Rows from a figure dataset
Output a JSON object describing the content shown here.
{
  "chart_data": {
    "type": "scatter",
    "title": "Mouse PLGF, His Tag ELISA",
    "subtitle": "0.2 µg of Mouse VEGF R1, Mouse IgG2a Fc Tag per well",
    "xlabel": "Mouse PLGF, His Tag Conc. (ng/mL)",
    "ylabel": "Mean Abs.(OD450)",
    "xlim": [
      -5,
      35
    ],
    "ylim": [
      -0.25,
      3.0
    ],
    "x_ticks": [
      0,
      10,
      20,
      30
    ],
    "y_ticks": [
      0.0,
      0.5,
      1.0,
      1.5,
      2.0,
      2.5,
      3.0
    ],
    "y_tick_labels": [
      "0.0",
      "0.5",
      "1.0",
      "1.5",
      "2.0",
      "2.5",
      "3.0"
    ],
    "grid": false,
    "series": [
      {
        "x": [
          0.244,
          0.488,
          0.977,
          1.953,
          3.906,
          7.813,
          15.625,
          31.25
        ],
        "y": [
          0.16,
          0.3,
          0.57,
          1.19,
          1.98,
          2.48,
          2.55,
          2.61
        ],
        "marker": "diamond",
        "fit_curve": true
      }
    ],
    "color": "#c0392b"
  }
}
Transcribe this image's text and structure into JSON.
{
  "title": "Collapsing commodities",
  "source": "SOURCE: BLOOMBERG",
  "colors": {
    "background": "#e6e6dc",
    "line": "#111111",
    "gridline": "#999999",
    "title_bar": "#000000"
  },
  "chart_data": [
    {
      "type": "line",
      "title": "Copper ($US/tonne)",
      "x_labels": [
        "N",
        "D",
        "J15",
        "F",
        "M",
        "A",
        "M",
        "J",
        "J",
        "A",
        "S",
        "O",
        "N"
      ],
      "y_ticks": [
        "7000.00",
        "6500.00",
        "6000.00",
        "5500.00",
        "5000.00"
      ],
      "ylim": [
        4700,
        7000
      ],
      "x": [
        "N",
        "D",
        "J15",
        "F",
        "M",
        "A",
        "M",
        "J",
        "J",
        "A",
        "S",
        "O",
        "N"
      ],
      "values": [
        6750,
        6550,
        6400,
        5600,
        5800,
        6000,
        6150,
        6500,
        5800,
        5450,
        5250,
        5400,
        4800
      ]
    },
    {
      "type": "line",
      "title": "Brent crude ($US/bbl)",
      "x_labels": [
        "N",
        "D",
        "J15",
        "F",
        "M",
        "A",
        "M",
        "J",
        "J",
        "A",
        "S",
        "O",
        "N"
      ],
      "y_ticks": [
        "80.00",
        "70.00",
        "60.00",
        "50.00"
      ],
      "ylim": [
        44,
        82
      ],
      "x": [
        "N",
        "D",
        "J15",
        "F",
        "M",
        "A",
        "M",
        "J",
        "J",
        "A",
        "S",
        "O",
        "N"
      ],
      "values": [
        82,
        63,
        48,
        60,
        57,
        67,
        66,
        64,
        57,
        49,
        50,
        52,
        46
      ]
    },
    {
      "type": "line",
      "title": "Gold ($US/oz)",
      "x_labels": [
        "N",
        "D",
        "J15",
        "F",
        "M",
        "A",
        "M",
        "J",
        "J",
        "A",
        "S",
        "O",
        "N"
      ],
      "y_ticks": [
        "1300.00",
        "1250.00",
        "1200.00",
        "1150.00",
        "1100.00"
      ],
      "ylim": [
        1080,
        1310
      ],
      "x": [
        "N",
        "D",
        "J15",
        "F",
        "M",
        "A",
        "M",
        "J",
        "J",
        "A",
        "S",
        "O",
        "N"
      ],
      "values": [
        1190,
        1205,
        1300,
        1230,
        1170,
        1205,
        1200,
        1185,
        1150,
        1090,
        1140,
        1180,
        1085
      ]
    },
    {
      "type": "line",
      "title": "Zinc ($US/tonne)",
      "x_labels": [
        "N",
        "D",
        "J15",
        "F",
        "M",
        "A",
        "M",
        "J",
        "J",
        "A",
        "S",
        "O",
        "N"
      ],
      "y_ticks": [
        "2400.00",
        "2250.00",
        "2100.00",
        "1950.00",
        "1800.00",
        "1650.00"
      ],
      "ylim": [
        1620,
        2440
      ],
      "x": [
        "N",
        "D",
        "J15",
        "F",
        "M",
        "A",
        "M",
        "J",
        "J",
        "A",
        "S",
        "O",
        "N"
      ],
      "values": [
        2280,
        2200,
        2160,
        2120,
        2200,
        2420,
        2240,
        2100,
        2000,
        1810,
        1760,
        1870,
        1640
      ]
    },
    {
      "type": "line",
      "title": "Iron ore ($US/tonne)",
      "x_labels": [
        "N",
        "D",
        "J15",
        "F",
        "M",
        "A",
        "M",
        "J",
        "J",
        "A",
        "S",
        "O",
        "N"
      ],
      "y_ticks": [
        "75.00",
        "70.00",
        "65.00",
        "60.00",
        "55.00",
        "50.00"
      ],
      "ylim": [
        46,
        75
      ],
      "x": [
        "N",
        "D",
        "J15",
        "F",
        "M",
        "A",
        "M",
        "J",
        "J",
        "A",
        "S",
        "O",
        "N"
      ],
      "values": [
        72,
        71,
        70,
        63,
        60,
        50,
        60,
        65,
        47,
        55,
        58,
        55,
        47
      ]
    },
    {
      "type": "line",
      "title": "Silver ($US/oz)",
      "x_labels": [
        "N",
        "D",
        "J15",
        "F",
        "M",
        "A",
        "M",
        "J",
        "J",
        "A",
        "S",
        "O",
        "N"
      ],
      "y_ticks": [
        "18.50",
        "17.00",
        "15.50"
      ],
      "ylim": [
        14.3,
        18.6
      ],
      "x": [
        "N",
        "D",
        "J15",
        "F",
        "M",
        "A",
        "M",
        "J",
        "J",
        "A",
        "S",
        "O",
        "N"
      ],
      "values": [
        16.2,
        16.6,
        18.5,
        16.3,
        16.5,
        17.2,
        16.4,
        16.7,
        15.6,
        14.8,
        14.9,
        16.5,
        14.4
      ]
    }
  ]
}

- Exercise -
From the listing above, pick out every line containing "Mouse".

- Answer to this task -
    "title": "Mouse PLGF, His Tag ELISA",
    "subtitle": "0.2 µg of Mouse VEGF R1, Mouse IgG2a Fc Tag per well",
    "xlabel": "Mouse PLGF, His Tag Conc. (ng/mL)",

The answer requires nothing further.